MPF investiga bloqueio de acesso e possível devastação ambiental em praia de Barra do Jacuípe
O Ministério Público Federal (MPF) instaurou um inquérito para investigar denúncias de bloqueio de acesso à praia e possíveis danos ambientais em um trecho da orla de Barra do Jacuípe, em Camaçari, na Região Metropolitana de Salvador.
A área investigada fica nas proximidades do Condomínio Recanto do Vale, na Estrada do Coco, em frente ao Condomínio Aldeias do Jacuípe e à faixa de areia.
Segundo as denúncias que motivaram a apuração, um muro de aço com mais de 100 metros de extensão teria sido instalado na região, atingindo terrenos de marinha e áreas de preservação permanente. A estrutura teria impedido a passagem de moradores e frequentadores até a praia.
Além do bloqueio, o MPF investiga possíveis intervenções ambientais realizadas antes da instalação da barreira, incluindo a retirada de vegetação de restinga e intervenções em áreas de dunas, ecossistemas considerados ambientalmente protegidos.

* _O que fazer_: Dê seguimento à notícia sobre o inquérito do MPF em Barra do Jacuípe a partir do ponto em que ela termina. A listagem que vem em seguida é um material à parte, sem ligação com a notícia.

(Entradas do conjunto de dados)

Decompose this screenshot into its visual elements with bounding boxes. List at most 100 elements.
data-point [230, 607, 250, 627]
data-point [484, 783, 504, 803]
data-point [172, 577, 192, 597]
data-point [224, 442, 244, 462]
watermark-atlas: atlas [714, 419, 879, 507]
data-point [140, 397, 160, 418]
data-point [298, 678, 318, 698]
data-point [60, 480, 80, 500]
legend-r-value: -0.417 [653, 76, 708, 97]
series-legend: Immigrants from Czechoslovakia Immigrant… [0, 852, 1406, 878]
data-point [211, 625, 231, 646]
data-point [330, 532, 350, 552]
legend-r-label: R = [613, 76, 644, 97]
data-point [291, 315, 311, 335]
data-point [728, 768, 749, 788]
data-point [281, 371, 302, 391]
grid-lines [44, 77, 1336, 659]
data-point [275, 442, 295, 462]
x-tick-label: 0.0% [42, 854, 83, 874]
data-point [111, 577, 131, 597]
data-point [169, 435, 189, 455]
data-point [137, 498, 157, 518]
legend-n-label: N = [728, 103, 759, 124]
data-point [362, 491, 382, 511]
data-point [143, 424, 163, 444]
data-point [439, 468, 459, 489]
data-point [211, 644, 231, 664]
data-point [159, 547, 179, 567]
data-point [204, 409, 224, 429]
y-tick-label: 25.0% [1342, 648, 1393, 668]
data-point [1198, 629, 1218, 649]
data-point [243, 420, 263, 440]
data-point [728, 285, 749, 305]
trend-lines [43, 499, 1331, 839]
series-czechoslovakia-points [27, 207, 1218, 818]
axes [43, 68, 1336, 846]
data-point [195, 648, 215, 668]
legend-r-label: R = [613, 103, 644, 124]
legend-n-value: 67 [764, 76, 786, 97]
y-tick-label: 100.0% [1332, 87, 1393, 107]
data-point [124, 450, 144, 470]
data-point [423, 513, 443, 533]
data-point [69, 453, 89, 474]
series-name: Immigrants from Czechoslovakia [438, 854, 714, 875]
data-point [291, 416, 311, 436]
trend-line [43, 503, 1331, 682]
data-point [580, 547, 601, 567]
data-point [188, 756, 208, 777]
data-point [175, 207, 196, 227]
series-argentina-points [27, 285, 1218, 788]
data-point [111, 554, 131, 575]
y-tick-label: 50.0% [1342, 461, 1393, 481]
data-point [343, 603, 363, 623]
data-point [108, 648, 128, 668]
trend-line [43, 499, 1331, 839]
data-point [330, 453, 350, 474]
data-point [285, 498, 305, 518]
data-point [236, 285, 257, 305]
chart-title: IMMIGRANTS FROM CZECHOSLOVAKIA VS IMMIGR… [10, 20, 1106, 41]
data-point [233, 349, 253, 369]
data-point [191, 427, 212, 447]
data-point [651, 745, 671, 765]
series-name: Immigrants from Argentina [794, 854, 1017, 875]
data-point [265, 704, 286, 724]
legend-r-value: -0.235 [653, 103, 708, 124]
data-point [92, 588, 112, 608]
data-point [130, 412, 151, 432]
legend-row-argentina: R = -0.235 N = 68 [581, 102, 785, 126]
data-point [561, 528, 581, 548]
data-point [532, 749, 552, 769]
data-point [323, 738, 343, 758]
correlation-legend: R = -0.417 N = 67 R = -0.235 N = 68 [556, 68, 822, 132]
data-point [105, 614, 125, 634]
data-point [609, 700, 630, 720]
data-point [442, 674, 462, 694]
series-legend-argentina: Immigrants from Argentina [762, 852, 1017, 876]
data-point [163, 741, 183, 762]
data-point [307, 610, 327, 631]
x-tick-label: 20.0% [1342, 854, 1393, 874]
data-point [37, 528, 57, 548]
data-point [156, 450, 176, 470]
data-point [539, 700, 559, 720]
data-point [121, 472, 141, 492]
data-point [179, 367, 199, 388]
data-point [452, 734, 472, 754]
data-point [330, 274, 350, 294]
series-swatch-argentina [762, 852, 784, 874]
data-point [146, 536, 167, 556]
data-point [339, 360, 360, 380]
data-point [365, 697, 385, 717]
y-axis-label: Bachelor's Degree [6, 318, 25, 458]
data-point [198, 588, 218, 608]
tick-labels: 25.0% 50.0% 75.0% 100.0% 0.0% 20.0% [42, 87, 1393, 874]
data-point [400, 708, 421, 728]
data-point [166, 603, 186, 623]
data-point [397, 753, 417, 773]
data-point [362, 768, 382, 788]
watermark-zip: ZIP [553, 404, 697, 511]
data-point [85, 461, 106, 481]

* _Resultado abaixo_:
A investigação foi instaurada por meio de portaria assinada pela procuradora da República Vanessa Cristina Gomes Previtera Vicente. O objetivo é identificar os responsáveis pelas possíveis irregularidades e verificar eventuais responsabilidades nas esferas administrativa, civil e criminal.
Acesso à praia já foi alvo de decisão judicial
O conflito não é recente. O caso ganhou repercussão após denúncias apresentadas por moradores e frequentadores da região.
Em maio deste ano, o Tribunal de Justiça da Bahia (TJ-BA) determinou a reabertura da passagem até a faixa de areia, após uma ação apresentada pela associação de moradores.
De acordo com informações do processo, o caminho atravessa uma área de aproximadamente 24,9 mil metros quadrados e vinha sendo utilizado livremente desde a década de 1980.
Os moradores alegaram que o fechamento ocorreu sem aviso prévio ou negociação e que a medida teria restringido o acesso à praia. A desembargadora Marielza Maués Pinheiro Lima reformou uma decisão anterior da 3ª Vara de Camaçari e determinou a reabertura da passagem.
A Superintendência de Ordenamento e Fiscalização do Solo de Camaçari também teria se manifestado pela liberação do acesso, sob o entendimento de que a passagem está prevista no Plano Diretor do município e não poderia ser simplesmente bloqueada.
Novas denúncias ampliaram o caso
Mesmo após as decisões administrativas e judiciais, moradores afirmaram que houve uma nova tentativa de bloqueio da passagem em março deste ano.
Também foram relatadas novas intervenções na área, incluindo suposto desmatamento, o que levou à ampliação das medidas judiciais e, posteriormente, à atuação do Ministério Público Federal.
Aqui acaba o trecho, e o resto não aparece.